Task brief: Copy every line of the data that includes the string "color".

- - - - -

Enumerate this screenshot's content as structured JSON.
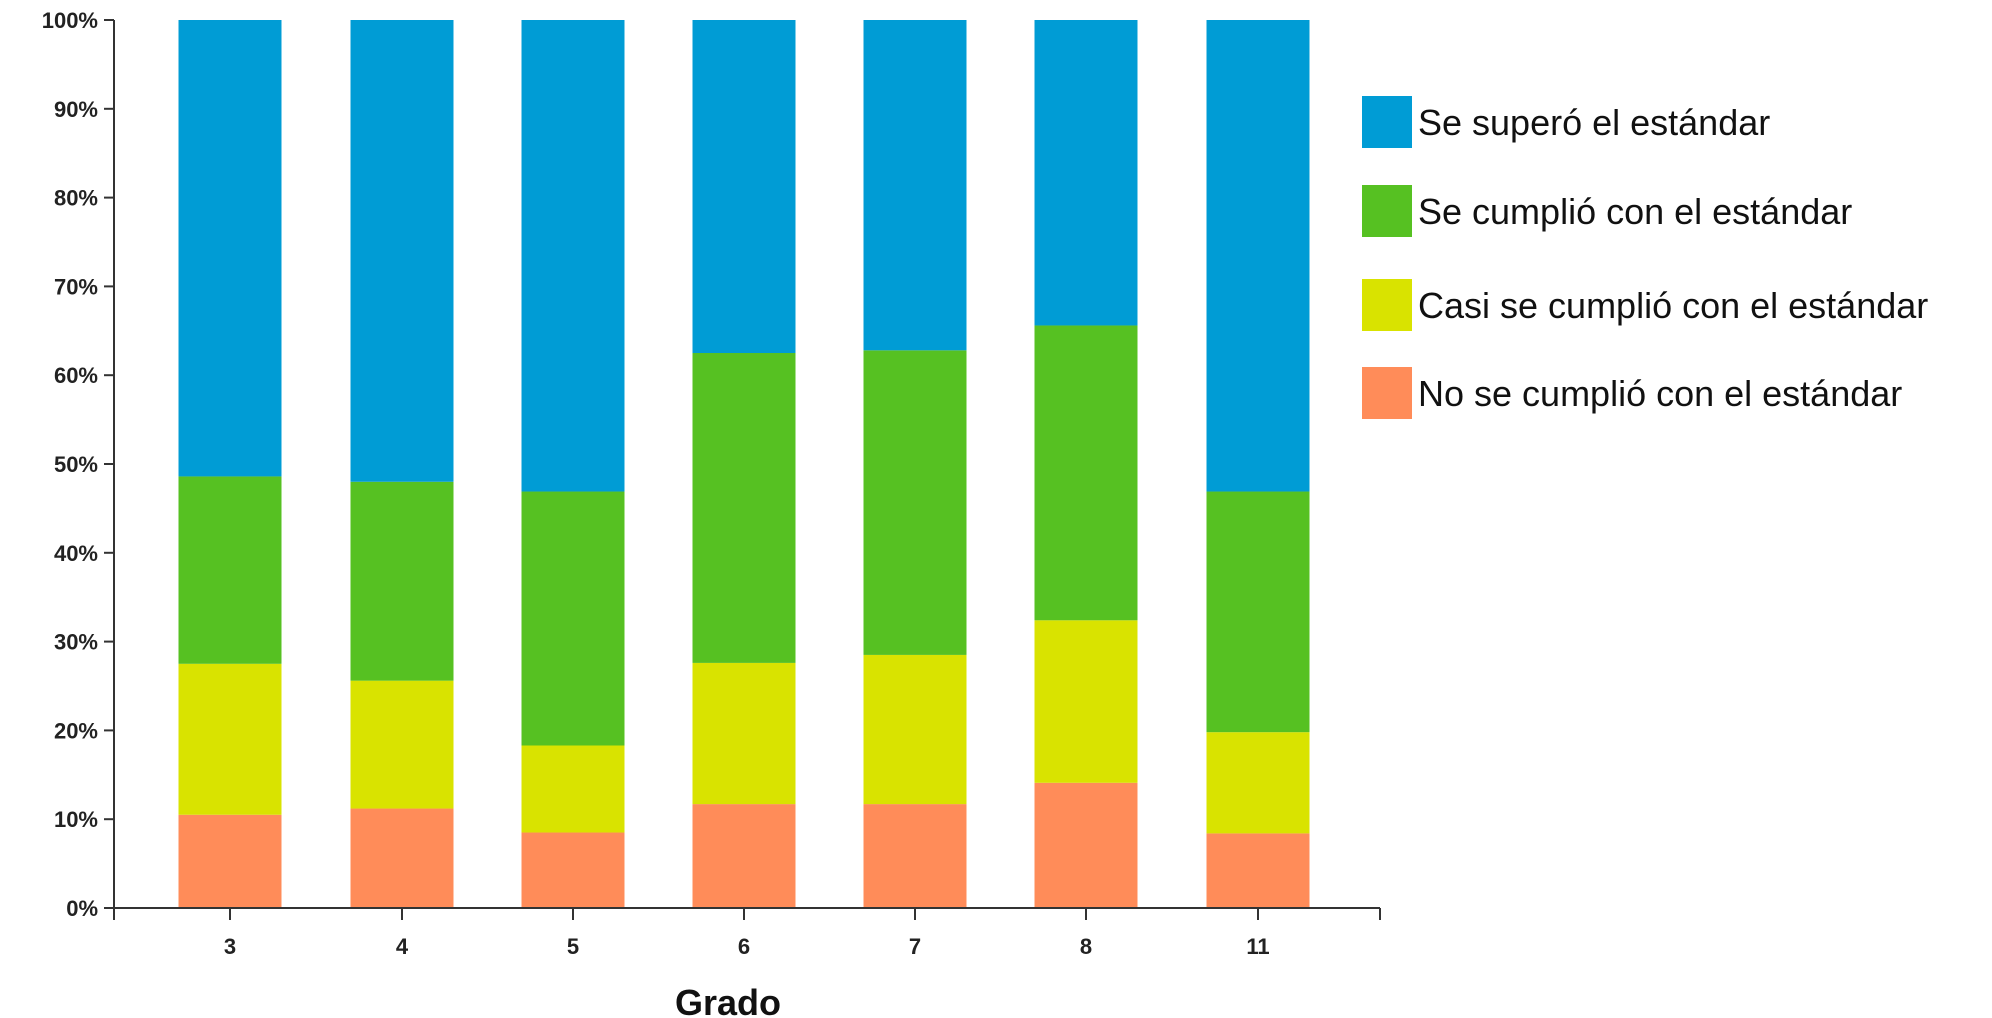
{
  "chart_data": {
    "type": "bar",
    "stacked": true,
    "categories": [
      "3",
      "4",
      "5",
      "6",
      "7",
      "8",
      "11"
    ],
    "xlabel": "Grado",
    "ylabel": "",
    "ylim": [
      0,
      100
    ],
    "y_ticks": [
      "0%",
      "10%",
      "20%",
      "30%",
      "40%",
      "50%",
      "60%",
      "70%",
      "80%",
      "90%",
      "100%"
    ],
    "legend_position": "right",
    "series": [
      {
        "name": "No se cumplió con el estándar",
        "color": "#FF8C59",
        "values": [
          10.5,
          11.2,
          8.5,
          11.7,
          11.7,
          14.1,
          8.4
        ]
      },
      {
        "name": "Casi se cumplió con el estándar",
        "color": "#D9E300",
        "values": [
          17.0,
          14.4,
          9.8,
          15.9,
          16.8,
          18.3,
          11.4
        ]
      },
      {
        "name": "Se cumplió con el estándar",
        "color": "#56C122",
        "values": [
          21.1,
          22.4,
          28.6,
          34.9,
          34.3,
          33.2,
          27.1
        ]
      },
      {
        "name": "Se superó el estándar",
        "color": "#009CD5",
        "values": [
          51.4,
          52.0,
          53.1,
          37.5,
          37.2,
          34.4,
          53.1
        ]
      }
    ],
    "legend_order": [
      3,
      2,
      1,
      0
    ]
  }
}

- - - - -

Written answer:
        "color": "#FF8C59",
        "color": "#D9E300",
        "color": "#56C122",
        "color": "#009CD5",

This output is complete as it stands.